» **Work to be completed**: The data below should be restated word for word, with every picture omitted.

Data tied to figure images
──────────

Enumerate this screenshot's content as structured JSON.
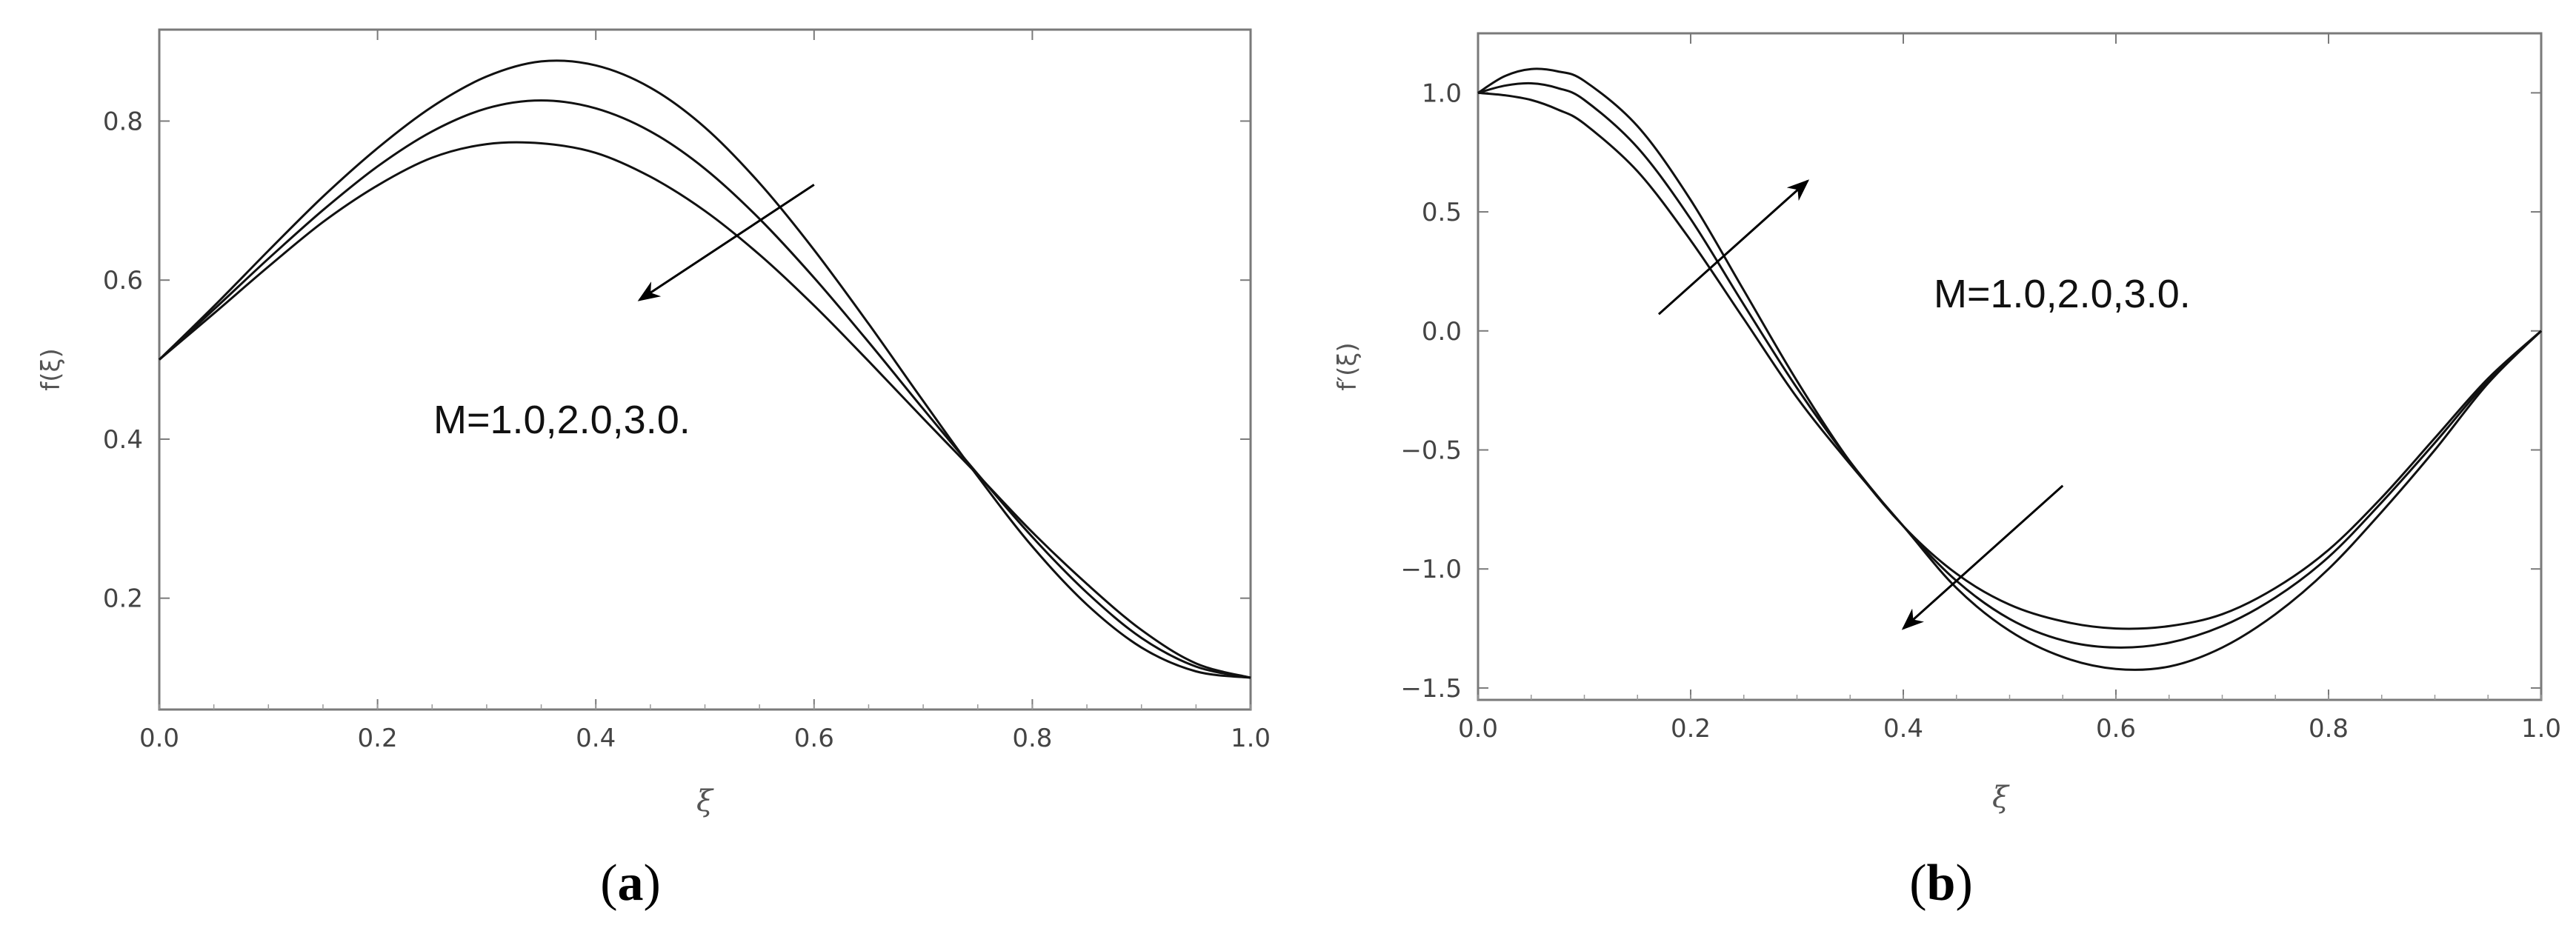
{
  "chart_data": [
    {
      "type": "line",
      "panel_label": [
        "(",
        "a",
        ")"
      ],
      "xlabel": "ξ",
      "ylabel": "f(ξ)",
      "xlim": [
        0.0,
        1.0
      ],
      "ylim": [
        0.06,
        0.915
      ],
      "xticks": [
        "0.0",
        "0.2",
        "0.4",
        "0.6",
        "0.8",
        "1.0"
      ],
      "yticks": [
        "0.2",
        "0.4",
        "0.6",
        "0.8"
      ],
      "annotation": "M=1.0,2.0,3.0.",
      "arrow": {
        "from": [
          0.6,
          0.72
        ],
        "to": [
          0.44,
          0.575
        ]
      },
      "series": [
        {
          "x": [
            0,
            0.05,
            0.1,
            0.15,
            0.2,
            0.25,
            0.3,
            0.35,
            0.4,
            0.45,
            0.5,
            0.55,
            0.6,
            0.65,
            0.7,
            0.75,
            0.8,
            0.85,
            0.9,
            0.95,
            1.0
          ],
          "values": [
            0.5,
            0.567,
            0.637,
            0.705,
            0.766,
            0.818,
            0.856,
            0.875,
            0.87,
            0.842,
            0.792,
            0.722,
            0.638,
            0.545,
            0.448,
            0.353,
            0.265,
            0.192,
            0.138,
            0.108,
            0.1
          ]
        },
        {
          "x": [
            0,
            0.05,
            0.1,
            0.15,
            0.2,
            0.25,
            0.3,
            0.35,
            0.4,
            0.45,
            0.5,
            0.55,
            0.6,
            0.65,
            0.7,
            0.75,
            0.8,
            0.85,
            0.9,
            0.95,
            1.0
          ],
          "values": [
            0.5,
            0.563,
            0.627,
            0.688,
            0.743,
            0.787,
            0.816,
            0.826,
            0.816,
            0.787,
            0.74,
            0.677,
            0.603,
            0.522,
            0.438,
            0.356,
            0.277,
            0.207,
            0.15,
            0.114,
            0.1
          ]
        },
        {
          "x": [
            0,
            0.05,
            0.1,
            0.15,
            0.2,
            0.25,
            0.3,
            0.35,
            0.4,
            0.45,
            0.5,
            0.55,
            0.6,
            0.65,
            0.7,
            0.75,
            0.8,
            0.85,
            0.9,
            0.95,
            1.0
          ],
          "values": [
            0.5,
            0.558,
            0.617,
            0.673,
            0.719,
            0.754,
            0.771,
            0.772,
            0.76,
            0.73,
            0.687,
            0.632,
            0.568,
            0.498,
            0.426,
            0.355,
            0.283,
            0.218,
            0.16,
            0.118,
            0.1
          ]
        }
      ]
    },
    {
      "type": "line",
      "panel_label": [
        "(",
        "b",
        ")"
      ],
      "xlabel": "ξ",
      "ylabel": "f′(ξ)",
      "xlim": [
        0.0,
        1.0
      ],
      "ylim": [
        -1.55,
        1.25
      ],
      "xticks": [
        "0.0",
        "0.2",
        "0.4",
        "0.6",
        "0.8",
        "1.0"
      ],
      "yticks": [
        "1.0",
        "0.5",
        "0.0",
        "−0.5",
        "−1.0",
        "−1.5"
      ],
      "annotation": "M=1.0,2.0,3.0.",
      "arrows": [
        {
          "from": [
            0.17,
            0.07
          ],
          "to": [
            0.31,
            0.63
          ]
        },
        {
          "from": [
            0.55,
            -0.65
          ],
          "to": [
            0.4,
            -1.25
          ]
        }
      ],
      "series": [
        {
          "x": [
            0,
            0.025,
            0.05,
            0.075,
            0.1,
            0.15,
            0.2,
            0.25,
            0.3,
            0.35,
            0.4,
            0.45,
            0.5,
            0.55,
            0.6,
            0.65,
            0.7,
            0.75,
            0.8,
            0.85,
            0.9,
            0.95,
            1.0
          ],
          "values": [
            1.0,
            1.07,
            1.1,
            1.09,
            1.05,
            0.86,
            0.55,
            0.17,
            -0.21,
            -0.55,
            -0.82,
            -1.02,
            -1.15,
            -1.22,
            -1.25,
            -1.24,
            -1.19,
            -1.08,
            -0.92,
            -0.7,
            -0.45,
            -0.2,
            0.0
          ]
        },
        {
          "x": [
            0,
            0.025,
            0.05,
            0.075,
            0.1,
            0.15,
            0.2,
            0.25,
            0.3,
            0.35,
            0.4,
            0.45,
            0.5,
            0.55,
            0.6,
            0.65,
            0.7,
            0.75,
            0.8,
            0.85,
            0.9,
            0.95,
            1.0
          ],
          "values": [
            1.0,
            1.03,
            1.04,
            1.02,
            0.97,
            0.77,
            0.47,
            0.11,
            -0.24,
            -0.55,
            -0.82,
            -1.05,
            -1.21,
            -1.3,
            -1.33,
            -1.31,
            -1.24,
            -1.12,
            -0.95,
            -0.72,
            -0.47,
            -0.21,
            0.0
          ]
        },
        {
          "x": [
            0,
            0.025,
            0.05,
            0.075,
            0.1,
            0.15,
            0.2,
            0.25,
            0.3,
            0.35,
            0.4,
            0.45,
            0.5,
            0.55,
            0.6,
            0.65,
            0.7,
            0.75,
            0.8,
            0.85,
            0.9,
            0.95,
            1.0
          ],
          "values": [
            1.0,
            0.99,
            0.97,
            0.93,
            0.87,
            0.67,
            0.38,
            0.05,
            -0.28,
            -0.56,
            -0.82,
            -1.08,
            -1.26,
            -1.37,
            -1.42,
            -1.41,
            -1.33,
            -1.19,
            -1.0,
            -0.76,
            -0.5,
            -0.22,
            0.0
          ]
        }
      ]
    }
  ]
}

──────────

» **Solution to this exercise**:
Enumerate this screenshot's content as structured JSON.
{
  "chart_data": [
    {
      "type": "line",
      "panel_label": [
        "(",
        "a",
        ")"
      ],
      "xlabel": "ξ",
      "ylabel": "f(ξ)",
      "xlim": [
        0.0,
        1.0
      ],
      "ylim": [
        0.06,
        0.915
      ],
      "xticks": [
        "0.0",
        "0.2",
        "0.4",
        "0.6",
        "0.8",
        "1.0"
      ],
      "yticks": [
        "0.2",
        "0.4",
        "0.6",
        "0.8"
      ],
      "annotation": "M=1.0,2.0,3.0.",
      "arrow": {
        "from": [
          0.6,
          0.72
        ],
        "to": [
          0.44,
          0.575
        ]
      },
      "series": [
        {
          "x": [
            0,
            0.05,
            0.1,
            0.15,
            0.2,
            0.25,
            0.3,
            0.35,
            0.4,
            0.45,
            0.5,
            0.55,
            0.6,
            0.65,
            0.7,
            0.75,
            0.8,
            0.85,
            0.9,
            0.95,
            1.0
          ],
          "values": [
            0.5,
            0.567,
            0.637,
            0.705,
            0.766,
            0.818,
            0.856,
            0.875,
            0.87,
            0.842,
            0.792,
            0.722,
            0.638,
            0.545,
            0.448,
            0.353,
            0.265,
            0.192,
            0.138,
            0.108,
            0.1
          ]
        },
        {
          "x": [
            0,
            0.05,
            0.1,
            0.15,
            0.2,
            0.25,
            0.3,
            0.35,
            0.4,
            0.45,
            0.5,
            0.55,
            0.6,
            0.65,
            0.7,
            0.75,
            0.8,
            0.85,
            0.9,
            0.95,
            1.0
          ],
          "values": [
            0.5,
            0.563,
            0.627,
            0.688,
            0.743,
            0.787,
            0.816,
            0.826,
            0.816,
            0.787,
            0.74,
            0.677,
            0.603,
            0.522,
            0.438,
            0.356,
            0.277,
            0.207,
            0.15,
            0.114,
            0.1
          ]
        },
        {
          "x": [
            0,
            0.05,
            0.1,
            0.15,
            0.2,
            0.25,
            0.3,
            0.35,
            0.4,
            0.45,
            0.5,
            0.55,
            0.6,
            0.65,
            0.7,
            0.75,
            0.8,
            0.85,
            0.9,
            0.95,
            1.0
          ],
          "values": [
            0.5,
            0.558,
            0.617,
            0.673,
            0.719,
            0.754,
            0.771,
            0.772,
            0.76,
            0.73,
            0.687,
            0.632,
            0.568,
            0.498,
            0.426,
            0.355,
            0.283,
            0.218,
            0.16,
            0.118,
            0.1
          ]
        }
      ]
    },
    {
      "type": "line",
      "panel_label": [
        "(",
        "b",
        ")"
      ],
      "xlabel": "ξ",
      "ylabel": "f′(ξ)",
      "xlim": [
        0.0,
        1.0
      ],
      "ylim": [
        -1.55,
        1.25
      ],
      "xticks": [
        "0.0",
        "0.2",
        "0.4",
        "0.6",
        "0.8",
        "1.0"
      ],
      "yticks": [
        "1.0",
        "0.5",
        "0.0",
        "−0.5",
        "−1.0",
        "−1.5"
      ],
      "annotation": "M=1.0,2.0,3.0.",
      "arrows": [
        {
          "from": [
            0.17,
            0.07
          ],
          "to": [
            0.31,
            0.63
          ]
        },
        {
          "from": [
            0.55,
            -0.65
          ],
          "to": [
            0.4,
            -1.25
          ]
        }
      ],
      "series": [
        {
          "x": [
            0,
            0.025,
            0.05,
            0.075,
            0.1,
            0.15,
            0.2,
            0.25,
            0.3,
            0.35,
            0.4,
            0.45,
            0.5,
            0.55,
            0.6,
            0.65,
            0.7,
            0.75,
            0.8,
            0.85,
            0.9,
            0.95,
            1.0
          ],
          "values": [
            1.0,
            1.07,
            1.1,
            1.09,
            1.05,
            0.86,
            0.55,
            0.17,
            -0.21,
            -0.55,
            -0.82,
            -1.02,
            -1.15,
            -1.22,
            -1.25,
            -1.24,
            -1.19,
            -1.08,
            -0.92,
            -0.7,
            -0.45,
            -0.2,
            0.0
          ]
        },
        {
          "x": [
            0,
            0.025,
            0.05,
            0.075,
            0.1,
            0.15,
            0.2,
            0.25,
            0.3,
            0.35,
            0.4,
            0.45,
            0.5,
            0.55,
            0.6,
            0.65,
            0.7,
            0.75,
            0.8,
            0.85,
            0.9,
            0.95,
            1.0
          ],
          "values": [
            1.0,
            1.03,
            1.04,
            1.02,
            0.97,
            0.77,
            0.47,
            0.11,
            -0.24,
            -0.55,
            -0.82,
            -1.05,
            -1.21,
            -1.3,
            -1.33,
            -1.31,
            -1.24,
            -1.12,
            -0.95,
            -0.72,
            -0.47,
            -0.21,
            0.0
          ]
        },
        {
          "x": [
            0,
            0.025,
            0.05,
            0.075,
            0.1,
            0.15,
            0.2,
            0.25,
            0.3,
            0.35,
            0.4,
            0.45,
            0.5,
            0.55,
            0.6,
            0.65,
            0.7,
            0.75,
            0.8,
            0.85,
            0.9,
            0.95,
            1.0
          ],
          "values": [
            1.0,
            0.99,
            0.97,
            0.93,
            0.87,
            0.67,
            0.38,
            0.05,
            -0.28,
            -0.56,
            -0.82,
            -1.08,
            -1.26,
            -1.37,
            -1.42,
            -1.41,
            -1.33,
            -1.19,
            -1.0,
            -0.76,
            -0.5,
            -0.22,
            0.0
          ]
        }
      ]
    }
  ]
}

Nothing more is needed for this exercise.